Only the number is wanted: count the lines that contain "amount".
◆ ◆ ◆ ◆
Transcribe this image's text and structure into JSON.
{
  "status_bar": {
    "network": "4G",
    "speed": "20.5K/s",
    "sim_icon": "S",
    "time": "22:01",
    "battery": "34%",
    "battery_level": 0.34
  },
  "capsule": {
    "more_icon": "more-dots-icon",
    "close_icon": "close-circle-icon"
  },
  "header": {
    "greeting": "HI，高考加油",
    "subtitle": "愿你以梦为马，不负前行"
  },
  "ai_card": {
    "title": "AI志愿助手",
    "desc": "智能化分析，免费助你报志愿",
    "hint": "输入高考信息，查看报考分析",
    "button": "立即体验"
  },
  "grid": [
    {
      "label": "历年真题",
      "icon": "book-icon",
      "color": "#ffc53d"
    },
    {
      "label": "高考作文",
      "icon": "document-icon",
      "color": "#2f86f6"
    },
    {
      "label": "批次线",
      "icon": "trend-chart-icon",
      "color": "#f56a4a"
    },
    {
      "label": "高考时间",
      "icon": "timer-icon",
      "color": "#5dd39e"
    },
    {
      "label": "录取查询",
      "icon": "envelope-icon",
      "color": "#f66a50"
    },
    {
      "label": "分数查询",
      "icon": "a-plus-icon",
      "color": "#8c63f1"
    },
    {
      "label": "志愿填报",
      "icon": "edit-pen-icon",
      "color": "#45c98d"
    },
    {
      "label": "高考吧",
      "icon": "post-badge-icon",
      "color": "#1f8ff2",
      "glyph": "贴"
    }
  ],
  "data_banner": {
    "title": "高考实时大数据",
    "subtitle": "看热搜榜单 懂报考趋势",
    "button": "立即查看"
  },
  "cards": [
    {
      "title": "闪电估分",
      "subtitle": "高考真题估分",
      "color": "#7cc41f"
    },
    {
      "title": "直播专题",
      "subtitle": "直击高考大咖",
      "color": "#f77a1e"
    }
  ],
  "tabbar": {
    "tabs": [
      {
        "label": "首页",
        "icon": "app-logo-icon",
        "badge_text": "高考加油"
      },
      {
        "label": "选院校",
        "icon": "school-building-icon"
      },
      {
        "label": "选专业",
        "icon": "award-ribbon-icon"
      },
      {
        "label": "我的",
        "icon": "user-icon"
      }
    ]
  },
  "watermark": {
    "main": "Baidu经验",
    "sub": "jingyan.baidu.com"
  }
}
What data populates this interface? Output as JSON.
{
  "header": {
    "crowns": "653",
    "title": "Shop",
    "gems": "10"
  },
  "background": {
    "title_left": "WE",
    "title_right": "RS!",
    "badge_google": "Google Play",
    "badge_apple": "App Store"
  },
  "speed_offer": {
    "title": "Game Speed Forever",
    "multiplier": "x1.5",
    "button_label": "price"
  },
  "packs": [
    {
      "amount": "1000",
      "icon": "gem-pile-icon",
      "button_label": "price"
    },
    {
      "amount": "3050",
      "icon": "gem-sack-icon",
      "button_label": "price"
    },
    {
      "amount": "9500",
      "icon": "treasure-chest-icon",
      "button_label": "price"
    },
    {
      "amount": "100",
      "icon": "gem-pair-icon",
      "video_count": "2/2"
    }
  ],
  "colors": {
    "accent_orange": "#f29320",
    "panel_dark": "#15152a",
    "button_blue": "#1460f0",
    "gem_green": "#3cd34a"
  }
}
◆ ◆ ◆ ◆
_REPLY TO THE TASK_
4